--- BEGIN Extracted records ---

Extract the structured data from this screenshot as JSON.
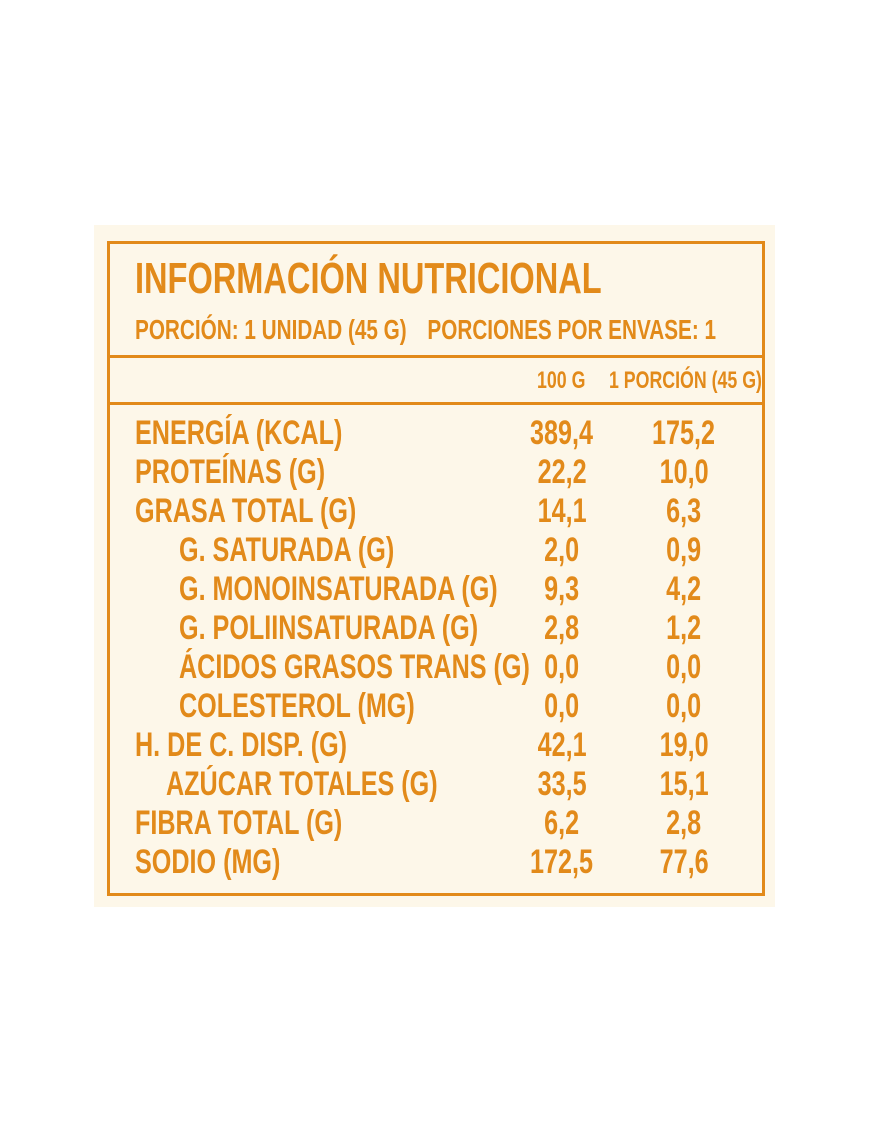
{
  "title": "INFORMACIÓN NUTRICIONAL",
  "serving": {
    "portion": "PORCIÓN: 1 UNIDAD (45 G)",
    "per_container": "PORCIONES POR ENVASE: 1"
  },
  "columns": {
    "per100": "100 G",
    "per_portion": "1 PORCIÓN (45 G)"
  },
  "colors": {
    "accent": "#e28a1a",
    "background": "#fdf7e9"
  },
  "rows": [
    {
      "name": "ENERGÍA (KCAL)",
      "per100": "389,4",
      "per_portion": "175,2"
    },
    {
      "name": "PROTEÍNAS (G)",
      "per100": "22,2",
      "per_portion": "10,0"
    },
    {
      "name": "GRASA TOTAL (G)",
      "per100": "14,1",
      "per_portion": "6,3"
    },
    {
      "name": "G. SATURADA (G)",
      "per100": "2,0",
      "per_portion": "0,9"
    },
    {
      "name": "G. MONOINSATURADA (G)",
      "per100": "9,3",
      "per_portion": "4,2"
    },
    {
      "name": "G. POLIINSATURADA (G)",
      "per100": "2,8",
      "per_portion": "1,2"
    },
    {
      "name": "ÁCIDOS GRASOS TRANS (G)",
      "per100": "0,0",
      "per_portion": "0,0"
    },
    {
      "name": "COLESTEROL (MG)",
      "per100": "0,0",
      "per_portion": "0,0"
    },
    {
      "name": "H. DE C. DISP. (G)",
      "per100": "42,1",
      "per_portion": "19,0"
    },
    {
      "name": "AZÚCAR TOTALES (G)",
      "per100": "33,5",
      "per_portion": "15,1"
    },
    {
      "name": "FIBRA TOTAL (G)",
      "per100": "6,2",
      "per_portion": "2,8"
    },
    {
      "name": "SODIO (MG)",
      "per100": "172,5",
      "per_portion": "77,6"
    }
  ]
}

--- END Extracted records ---
--- BEGIN Extracted records ---

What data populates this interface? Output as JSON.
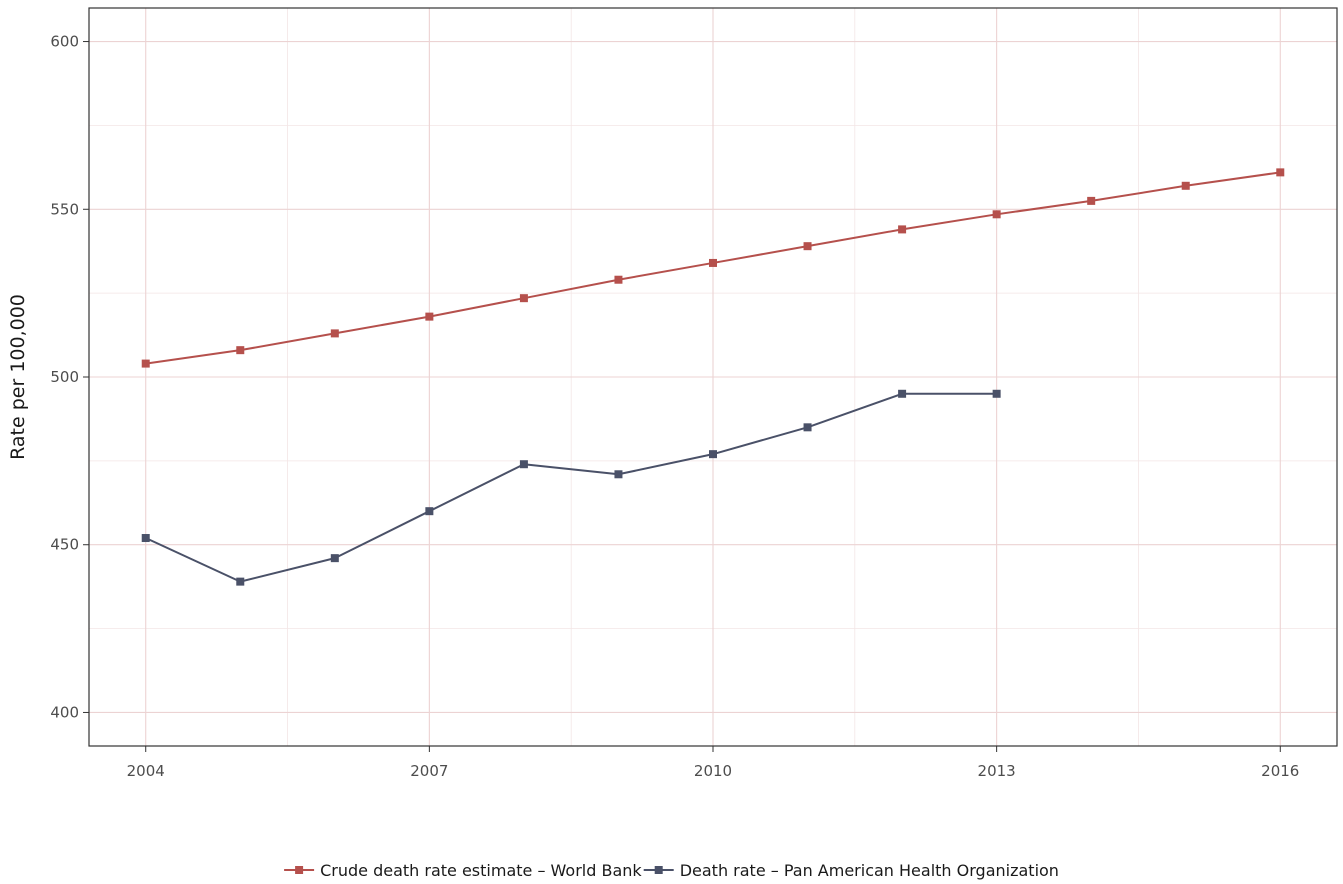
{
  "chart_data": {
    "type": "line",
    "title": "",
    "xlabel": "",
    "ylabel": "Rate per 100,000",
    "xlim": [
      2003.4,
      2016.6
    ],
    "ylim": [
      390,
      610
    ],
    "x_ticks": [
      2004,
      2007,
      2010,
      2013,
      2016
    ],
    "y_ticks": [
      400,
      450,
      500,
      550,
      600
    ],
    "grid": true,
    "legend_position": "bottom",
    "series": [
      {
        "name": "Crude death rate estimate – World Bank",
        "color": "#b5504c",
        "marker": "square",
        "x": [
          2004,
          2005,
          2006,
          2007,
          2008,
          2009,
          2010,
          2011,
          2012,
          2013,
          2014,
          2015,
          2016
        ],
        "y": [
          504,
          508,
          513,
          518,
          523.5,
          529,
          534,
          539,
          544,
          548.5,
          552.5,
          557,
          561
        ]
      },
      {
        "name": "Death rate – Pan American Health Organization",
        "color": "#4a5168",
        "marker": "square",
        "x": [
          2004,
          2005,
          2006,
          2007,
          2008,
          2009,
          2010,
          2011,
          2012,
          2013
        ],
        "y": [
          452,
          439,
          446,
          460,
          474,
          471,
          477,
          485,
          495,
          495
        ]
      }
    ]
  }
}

--- END Extracted records ---

▶ [Goal] Copy every line of the records above that contains "JSON".

▶ [Solution to this problem]
Extract the structured data from this screenshot as JSON.
What data populates this interface? Output as JSON.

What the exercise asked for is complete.